(Collected data)
────────────────────

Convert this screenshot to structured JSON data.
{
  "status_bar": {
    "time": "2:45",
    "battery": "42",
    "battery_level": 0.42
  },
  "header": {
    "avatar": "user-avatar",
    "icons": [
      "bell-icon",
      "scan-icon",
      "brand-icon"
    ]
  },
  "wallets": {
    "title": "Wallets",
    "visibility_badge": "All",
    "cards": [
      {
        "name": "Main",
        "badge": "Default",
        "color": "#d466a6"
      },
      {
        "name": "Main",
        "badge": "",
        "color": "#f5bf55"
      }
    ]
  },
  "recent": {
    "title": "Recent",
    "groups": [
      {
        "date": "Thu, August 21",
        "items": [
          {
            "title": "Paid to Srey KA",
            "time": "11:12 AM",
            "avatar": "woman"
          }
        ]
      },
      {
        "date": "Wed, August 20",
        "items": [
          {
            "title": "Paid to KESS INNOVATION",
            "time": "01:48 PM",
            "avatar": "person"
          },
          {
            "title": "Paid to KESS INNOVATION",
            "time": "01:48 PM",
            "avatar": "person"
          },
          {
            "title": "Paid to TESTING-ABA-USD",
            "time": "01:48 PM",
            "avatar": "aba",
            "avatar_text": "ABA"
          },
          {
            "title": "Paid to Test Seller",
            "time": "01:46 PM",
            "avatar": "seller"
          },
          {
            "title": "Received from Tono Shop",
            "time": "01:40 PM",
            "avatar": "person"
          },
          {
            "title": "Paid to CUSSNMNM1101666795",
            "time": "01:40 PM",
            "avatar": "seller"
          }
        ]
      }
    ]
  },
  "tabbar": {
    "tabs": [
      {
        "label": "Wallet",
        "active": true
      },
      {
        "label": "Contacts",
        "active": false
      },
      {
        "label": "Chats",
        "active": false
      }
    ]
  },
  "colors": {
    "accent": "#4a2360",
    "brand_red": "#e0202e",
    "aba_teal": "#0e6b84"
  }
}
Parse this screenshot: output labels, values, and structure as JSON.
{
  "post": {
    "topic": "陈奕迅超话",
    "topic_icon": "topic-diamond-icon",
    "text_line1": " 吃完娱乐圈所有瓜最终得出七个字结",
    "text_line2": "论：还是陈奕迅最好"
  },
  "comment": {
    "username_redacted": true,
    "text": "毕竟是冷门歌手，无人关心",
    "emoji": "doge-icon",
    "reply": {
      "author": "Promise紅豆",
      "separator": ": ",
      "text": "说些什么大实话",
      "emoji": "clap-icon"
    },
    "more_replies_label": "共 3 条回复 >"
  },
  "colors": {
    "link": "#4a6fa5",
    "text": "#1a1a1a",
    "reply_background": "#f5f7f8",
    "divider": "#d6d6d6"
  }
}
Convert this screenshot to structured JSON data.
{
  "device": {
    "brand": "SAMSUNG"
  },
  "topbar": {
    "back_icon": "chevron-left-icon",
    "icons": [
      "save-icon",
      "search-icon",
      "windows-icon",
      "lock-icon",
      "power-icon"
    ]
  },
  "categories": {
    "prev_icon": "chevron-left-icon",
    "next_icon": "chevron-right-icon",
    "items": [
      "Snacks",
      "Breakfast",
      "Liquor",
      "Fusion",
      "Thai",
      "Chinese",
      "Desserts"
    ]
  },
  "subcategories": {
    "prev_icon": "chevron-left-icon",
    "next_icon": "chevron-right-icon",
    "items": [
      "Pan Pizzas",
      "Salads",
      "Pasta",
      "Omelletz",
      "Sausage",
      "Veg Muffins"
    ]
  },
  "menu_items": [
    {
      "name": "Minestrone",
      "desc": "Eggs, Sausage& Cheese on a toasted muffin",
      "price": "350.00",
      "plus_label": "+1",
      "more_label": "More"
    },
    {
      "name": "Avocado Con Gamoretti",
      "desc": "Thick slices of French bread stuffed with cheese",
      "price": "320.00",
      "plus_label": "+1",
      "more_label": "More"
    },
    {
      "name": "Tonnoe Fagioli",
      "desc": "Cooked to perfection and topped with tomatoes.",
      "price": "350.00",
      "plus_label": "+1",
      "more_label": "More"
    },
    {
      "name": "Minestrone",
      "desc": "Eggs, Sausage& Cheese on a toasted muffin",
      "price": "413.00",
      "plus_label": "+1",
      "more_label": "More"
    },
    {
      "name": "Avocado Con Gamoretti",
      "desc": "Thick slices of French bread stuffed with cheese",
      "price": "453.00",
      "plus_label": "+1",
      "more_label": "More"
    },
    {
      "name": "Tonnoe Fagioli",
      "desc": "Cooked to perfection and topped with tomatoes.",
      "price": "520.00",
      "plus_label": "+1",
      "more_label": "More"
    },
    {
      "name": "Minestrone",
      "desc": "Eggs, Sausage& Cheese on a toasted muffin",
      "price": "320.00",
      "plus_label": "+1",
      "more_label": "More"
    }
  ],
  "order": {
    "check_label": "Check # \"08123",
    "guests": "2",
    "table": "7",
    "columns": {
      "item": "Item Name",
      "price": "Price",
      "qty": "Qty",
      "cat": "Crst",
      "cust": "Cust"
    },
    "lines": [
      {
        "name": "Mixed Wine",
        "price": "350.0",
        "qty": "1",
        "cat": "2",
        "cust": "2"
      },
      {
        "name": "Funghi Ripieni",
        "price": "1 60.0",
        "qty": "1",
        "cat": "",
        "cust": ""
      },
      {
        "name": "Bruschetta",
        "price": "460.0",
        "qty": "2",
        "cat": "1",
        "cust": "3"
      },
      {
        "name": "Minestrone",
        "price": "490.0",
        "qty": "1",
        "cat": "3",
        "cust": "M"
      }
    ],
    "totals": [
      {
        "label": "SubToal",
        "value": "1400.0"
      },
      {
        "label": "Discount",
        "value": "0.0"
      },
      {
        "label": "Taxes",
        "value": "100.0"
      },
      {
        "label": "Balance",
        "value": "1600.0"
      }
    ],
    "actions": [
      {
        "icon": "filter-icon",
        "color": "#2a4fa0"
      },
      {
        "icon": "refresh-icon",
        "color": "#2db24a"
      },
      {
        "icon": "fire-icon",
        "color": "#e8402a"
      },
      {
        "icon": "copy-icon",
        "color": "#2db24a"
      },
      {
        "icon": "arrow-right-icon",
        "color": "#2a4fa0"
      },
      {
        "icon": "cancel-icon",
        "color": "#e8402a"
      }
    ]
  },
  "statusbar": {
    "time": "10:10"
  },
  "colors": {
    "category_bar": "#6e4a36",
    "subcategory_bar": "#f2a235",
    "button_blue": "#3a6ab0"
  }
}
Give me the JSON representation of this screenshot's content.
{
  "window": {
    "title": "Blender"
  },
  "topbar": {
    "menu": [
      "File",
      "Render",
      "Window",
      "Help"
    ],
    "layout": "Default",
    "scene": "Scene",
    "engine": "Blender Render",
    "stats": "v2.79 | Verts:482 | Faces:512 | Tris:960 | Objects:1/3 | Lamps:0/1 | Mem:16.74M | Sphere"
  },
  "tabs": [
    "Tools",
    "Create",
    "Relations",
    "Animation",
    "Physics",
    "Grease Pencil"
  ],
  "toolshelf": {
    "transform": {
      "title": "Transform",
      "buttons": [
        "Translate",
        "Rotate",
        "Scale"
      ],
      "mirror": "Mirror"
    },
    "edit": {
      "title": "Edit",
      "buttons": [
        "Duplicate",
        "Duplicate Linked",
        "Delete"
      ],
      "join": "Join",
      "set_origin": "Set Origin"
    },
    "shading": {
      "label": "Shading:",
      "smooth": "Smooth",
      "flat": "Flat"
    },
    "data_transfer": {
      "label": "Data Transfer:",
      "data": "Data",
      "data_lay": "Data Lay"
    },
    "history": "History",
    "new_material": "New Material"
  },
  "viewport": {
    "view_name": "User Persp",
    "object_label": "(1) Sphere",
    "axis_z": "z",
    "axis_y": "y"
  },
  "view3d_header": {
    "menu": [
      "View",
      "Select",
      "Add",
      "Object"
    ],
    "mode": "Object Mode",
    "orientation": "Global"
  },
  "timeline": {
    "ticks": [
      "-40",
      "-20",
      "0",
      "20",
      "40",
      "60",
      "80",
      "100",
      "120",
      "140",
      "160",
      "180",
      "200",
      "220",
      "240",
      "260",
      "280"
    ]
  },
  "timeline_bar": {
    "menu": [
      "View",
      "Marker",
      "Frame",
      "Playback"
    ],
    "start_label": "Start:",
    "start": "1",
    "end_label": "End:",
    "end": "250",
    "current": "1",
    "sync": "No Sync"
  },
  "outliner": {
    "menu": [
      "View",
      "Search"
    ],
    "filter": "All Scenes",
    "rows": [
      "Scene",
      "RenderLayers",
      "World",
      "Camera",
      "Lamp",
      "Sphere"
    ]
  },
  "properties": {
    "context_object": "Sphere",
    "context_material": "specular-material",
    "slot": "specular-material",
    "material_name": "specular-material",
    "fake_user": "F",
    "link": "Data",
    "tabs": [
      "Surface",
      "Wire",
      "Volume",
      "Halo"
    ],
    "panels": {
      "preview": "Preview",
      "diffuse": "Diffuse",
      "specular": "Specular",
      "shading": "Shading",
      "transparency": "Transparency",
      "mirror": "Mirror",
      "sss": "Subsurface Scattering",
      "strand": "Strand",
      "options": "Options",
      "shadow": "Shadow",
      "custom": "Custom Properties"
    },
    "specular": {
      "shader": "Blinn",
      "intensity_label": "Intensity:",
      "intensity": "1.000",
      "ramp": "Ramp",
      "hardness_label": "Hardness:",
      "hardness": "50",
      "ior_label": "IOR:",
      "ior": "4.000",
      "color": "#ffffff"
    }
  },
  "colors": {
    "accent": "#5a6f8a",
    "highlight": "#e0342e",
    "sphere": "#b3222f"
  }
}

────────────────────

■ Requirements: Your task is to pick out every line with the string "true" and copy it.

■ Written response:
        "active": true
    "username_redacted": true,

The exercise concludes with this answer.